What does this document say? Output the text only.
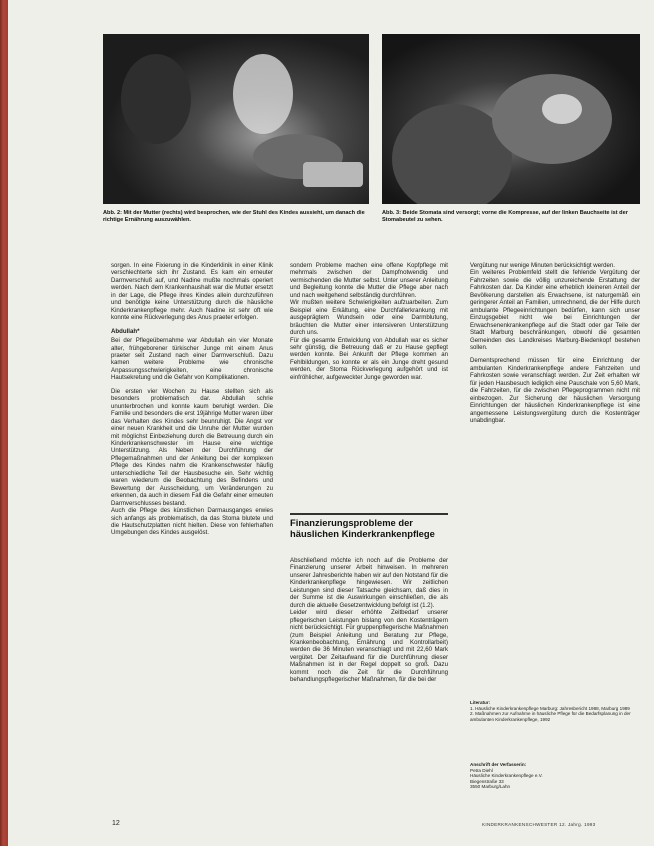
Abb. 2: Mit der Mutter (rechts) wird besprochen, wie der Stuhl des Kindes aussieht, um danach die richtige Ernährung auszuwählen.
Abb. 3: Beide Stomata sind versorgt; vorne die Kompresse, auf der linken Bauchseite ist der Stomabeutel zu sehen.

sorgen. In eine Fixierung in die Kinderklinik in einer Klinik verschlechterte sich ihr Zustand. Es kam ein erneuter Darmverschluß auf, und Nadine mußte nochmals operiert werden. Nach dem Krankenhaushalt war die Mutter ersetzt in der Lage, die Pflege ihres Kindes allein durchzuführen und benötigte keine Unterstützung durch die häusliche Kinderkrankenpflege mehr. Auch Nadine ist sehr oft wie konnte eine Rückverlegung des Anus praeter erfolgen.

Abdullah*

Bei der Pflegeübernahme war Abdullah ein vier Monate alter, frühgeborener türkischer Junge mit einem Anus praeter seit Zustand nach einer Darmverschluß. Dazu kamen weitere Probleme wie chronische Anpassungsschwierigkeiten, eine chronische Hautsekretung und die Gefahr von Komplikationen.

Die ersten vier Wochen zu Hause stellten sich als besonders problematisch dar. Abdullah schrie ununterbrochen und konnte kaum beruhigt werden. Die Familie und besonders die erst 19jährige Mutter waren über das Verhalten des Kindes sehr beunruhigt. Die Angst vor einer neuen Krankheit und die Unruhe der Mutter wurden mit möglichst Einbeziehung durch die Betreuung durch ein Kinderkrankenschwester im Hause eine wichtige Unterstützung. Als Neben der Durchführung der Pflegemaßnahmen und der Anleitung bei der komplexen Pflege des Kindes nahm die Krankenschwester häufig unterschiedliche Teil der Hausbesuche ein. Sehr wichtig waren wiederum die Beobachtung des Befindens und Bewertung der Ausscheidung, um Veränderungen zu erkennen, da auch in diesem Fall die Gefahr einer erneuten Darmverschlusses bestand.

Auch die Pflege des künstlichen Darmausganges erwies sich anfangs als problematisch, da das Stoma blutete und die Hautschutzplatten nicht hielten. Diese von fehlerhaften Umgebungen des Kindes ausgelöst.

sondern Probleme machen eine offene Kopfpflege mit mehrmals zwischen der Dampfnotwendig und vermischenden die Mutter selbst. Unter unserer Anleitung und Begleitung konnte die Mutter die Pflege aber nach und nach weitgehend selbständig durchführen.

Wir mußten weitere Schwierigkeiten aufzuarbeiten. Zum Beispiel eine Erkältung, eine Durchfallerkrankung mit ausgeprägtem Wundsein oder eine Darmblutung, bräuchten die Mutter einer intensiveren Unterstützung durch uns.

Für die gesamte Entwicklung von Abdullah war es sicher sehr günstig, die Betreuung daß er zu Hause gepflegt werden konnte. Bei Ankunft der Pflege kommen an Fehlbildungen, so konnte er als ein Junge dreht gesund werden, der Stoma Rückverlegung aufgehört und ist einfröhlicher, aufgeweckter Junge geworden war.

Finanzierungsprobleme der häuslichen Kinderkrankenpflege

Abschließend möchte ich noch auf die Probleme der Finanzierung unserer Arbeit hinweisen. In mehreren unserer Jahresberichte haben wir auf den Notstand für die Kinderkrankenpflege hingewiesen. Wir zeitlichen Leistungen sind dieser Tatsache gleichsam, daß dies in der Summe ist die Auswirkungen einschließen, die als durch die aktuelle Gesetzentwicklung befolgt ist (1.2).

Leider wird dieser erhöhte Zeitbedarf unserer pflegerischen Leistungen bislang von den Kostenträgern nicht berücksichtigt. Für gruppenpflegerische Maßnahmen (zum Beispiel Anleitung und Beratung zur Pflege, Krankenbeobachtung, Ernährung und Kontrollarbeit) werden die 36 Minuten veranschlagt und mit 22,60 Mark vergütet. Der Zeitaufwand für die Durchführung dieser Maßnahmen ist in der Regel doppelt so groß. Dazu kommt noch die Zeit für die Durchführung behandlungspflegerischer Maßnahmen, für die bei der

Vergütung nur wenige Minuten berücksichtigt werden.

Ein weiteres Problemfeld stellt die fehlende Vergütung der Fahrzeiten sowie die völlig unzureichende Erstattung der Fahrkosten dar. Da Kinder eine erheblich kleineren Anteil der Bevölkerung darstellen als Erwachsene, ist naturgemäß ein geringerer Anteil an Familien, umrechnend, die der Hilfe durch ambulante Pflegeeinrichtungen bedürfen, kann sich unser Einzugsgebiet nicht wie bei Einrichtungen der Erwachsenenkrankenpflege auf die Stadt oder gar Teile der Stadt Marburg beschränkungen, obwohl die gesamten Gemeinden des Landkreises Marburg-Biedenkopf bestehen sollen.

Dementsprechend müssen für eine Einrichtung der ambulanten Kinderkrankenpflege andere Fahrzeiten und Fahrkosten sowie veranschlagt werden. Zur Zeit erhalten wir für jeden Hausbesuch lediglich eine Pauschale von 5,60 Mark, die Fahrzeiten, für die zwischen Pflegeprogrammen nicht mit einbezogen. Zur Sicherung der häuslichen Versorgung Einrichtungen der häuslichen Kinderkrankenpflege ist eine angemessene Leistungsvergütung durch die Kostenträger unabdingbar.

Literatur:
1. Häusliche Kinderkrankenpflege Marburg: Jahresbericht 1988, Marburg 1989
2. Maßnahmen zur Aufnahme in häusliche Pflege für die Bedarfsplanung in der ambulanten Kinderkrankenpflege, 1992
Anschrift der Verfasserin:
Petra Diehl
Häusliche Kinderkrankenpflege e.V.
Biegenstraße 33
3550 Marburg/Lahn
12	KINDERKRANKENSCHWESTER 12. Jahrg. 1993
● ● ●
• **Request**:
Each record above must be returned exactly as written, with its pictures omitted.

• **Result below**:
What does this document say? Output the text only.
Abb. 2: Mit der Mutter (rechts) wird besprochen, wie der Stuhl des Kindes aussieht, um danach die richtige Ernährung auszuwählen.
Abb. 3: Beide Stomata sind versorgt; vorne die Kompresse, auf der linken Bauchseite ist der Stomabeutel zu sehen.

sorgen. In eine Fixierung in die Kinderklinik in einer Klinik verschlechterte sich ihr Zustand. Es kam ein erneuter Darmverschluß auf, und Nadine mußte nochmals operiert werden. Nach dem Krankenhaushalt war die Mutter ersetzt in der Lage, die Pflege ihres Kindes allein durchzuführen und benötigte keine Unterstützung durch die häusliche Kinderkrankenpflege mehr. Auch Nadine ist sehr oft wie konnte eine Rückverlegung des Anus praeter erfolgen.

Abdullah*

Bei der Pflegeübernahme war Abdullah ein vier Monate alter, frühgeborener türkischer Junge mit einem Anus praeter seit Zustand nach einer Darmverschluß. Dazu kamen weitere Probleme wie chronische Anpassungsschwierigkeiten, eine chronische Hautsekretung und die Gefahr von Komplikationen.

Die ersten vier Wochen zu Hause stellten sich als besonders problematisch dar. Abdullah schrie ununterbrochen und konnte kaum beruhigt werden. Die Familie und besonders die erst 19jährige Mutter waren über das Verhalten des Kindes sehr beunruhigt. Die Angst vor einer neuen Krankheit und die Unruhe der Mutter wurden mit möglichst Einbeziehung durch die Betreuung durch ein Kinderkrankenschwester im Hause eine wichtige Unterstützung. Als Neben der Durchführung der Pflegemaßnahmen und der Anleitung bei der komplexen Pflege des Kindes nahm die Krankenschwester häufig unterschiedliche Teil der Hausbesuche ein. Sehr wichtig waren wiederum die Beobachtung des Befindens und Bewertung der Ausscheidung, um Veränderungen zu erkennen, da auch in diesem Fall die Gefahr einer erneuten Darmverschlusses bestand.

Auch die Pflege des künstlichen Darmausganges erwies sich anfangs als problematisch, da das Stoma blutete und die Hautschutzplatten nicht hielten. Diese von fehlerhaften Umgebungen des Kindes ausgelöst.

sondern Probleme machen eine offene Kopfpflege mit mehrmals zwischen der Dampfnotwendig und vermischenden die Mutter selbst. Unter unserer Anleitung und Begleitung konnte die Mutter die Pflege aber nach und nach weitgehend selbständig durchführen.

Wir mußten weitere Schwierigkeiten aufzuarbeiten. Zum Beispiel eine Erkältung, eine Durchfallerkrankung mit ausgeprägtem Wundsein oder eine Darmblutung, bräuchten die Mutter einer intensiveren Unterstützung durch uns.

Für die gesamte Entwicklung von Abdullah war es sicher sehr günstig, die Betreuung daß er zu Hause gepflegt werden konnte. Bei Ankunft der Pflege kommen an Fehlbildungen, so konnte er als ein Junge dreht gesund werden, der Stoma Rückverlegung aufgehört und ist einfröhlicher, aufgeweckter Junge geworden war.

Finanzierungsprobleme der häuslichen Kinderkrankenpflege

Abschließend möchte ich noch auf die Probleme der Finanzierung unserer Arbeit hinweisen. In mehreren unserer Jahresberichte haben wir auf den Notstand für die Kinderkrankenpflege hingewiesen. Wir zeitlichen Leistungen sind dieser Tatsache gleichsam, daß dies in der Summe ist die Auswirkungen einschließen, die als durch die aktuelle Gesetzentwicklung befolgt ist (1.2).

Leider wird dieser erhöhte Zeitbedarf unserer pflegerischen Leistungen bislang von den Kostenträgern nicht berücksichtigt. Für gruppenpflegerische Maßnahmen (zum Beispiel Anleitung und Beratung zur Pflege, Krankenbeobachtung, Ernährung und Kontrollarbeit) werden die 36 Minuten veranschlagt und mit 22,60 Mark vergütet. Der Zeitaufwand für die Durchführung dieser Maßnahmen ist in der Regel doppelt so groß. Dazu kommt noch die Zeit für die Durchführung behandlungspflegerischer Maßnahmen, für die bei der

Vergütung nur wenige Minuten berücksichtigt werden.

Ein weiteres Problemfeld stellt die fehlende Vergütung der Fahrzeiten sowie die völlig unzureichende Erstattung der Fahrkosten dar. Da Kinder eine erheblich kleineren Anteil der Bevölkerung darstellen als Erwachsene, ist naturgemäß ein geringerer Anteil an Familien, umrechnend, die der Hilfe durch ambulante Pflegeeinrichtungen bedürfen, kann sich unser Einzugsgebiet nicht wie bei Einrichtungen der Erwachsenenkrankenpflege auf die Stadt oder gar Teile der Stadt Marburg beschränkungen, obwohl die gesamten Gemeinden des Landkreises Marburg-Biedenkopf bestehen sollen.

Dementsprechend müssen für eine Einrichtung der ambulanten Kinderkrankenpflege andere Fahrzeiten und Fahrkosten sowie veranschlagt werden. Zur Zeit erhalten wir für jeden Hausbesuch lediglich eine Pauschale von 5,60 Mark, die Fahrzeiten, für die zwischen Pflegeprogrammen nicht mit einbezogen. Zur Sicherung der häuslichen Versorgung Einrichtungen der häuslichen Kinderkrankenpflege ist eine angemessene Leistungsvergütung durch die Kostenträger unabdingbar.

Literatur:
1. Häusliche Kinderkrankenpflege Marburg: Jahresbericht 1988, Marburg 1989
2. Maßnahmen zur Aufnahme in häusliche Pflege für die Bedarfsplanung in der ambulanten Kinderkrankenpflege, 1992
Anschrift der Verfasserin:
Petra Diehl
Häusliche Kinderkrankenpflege e.V.
Biegenstraße 33
3550 Marburg/Lahn
12	KINDERKRANKENSCHWESTER 12. Jahrg. 1993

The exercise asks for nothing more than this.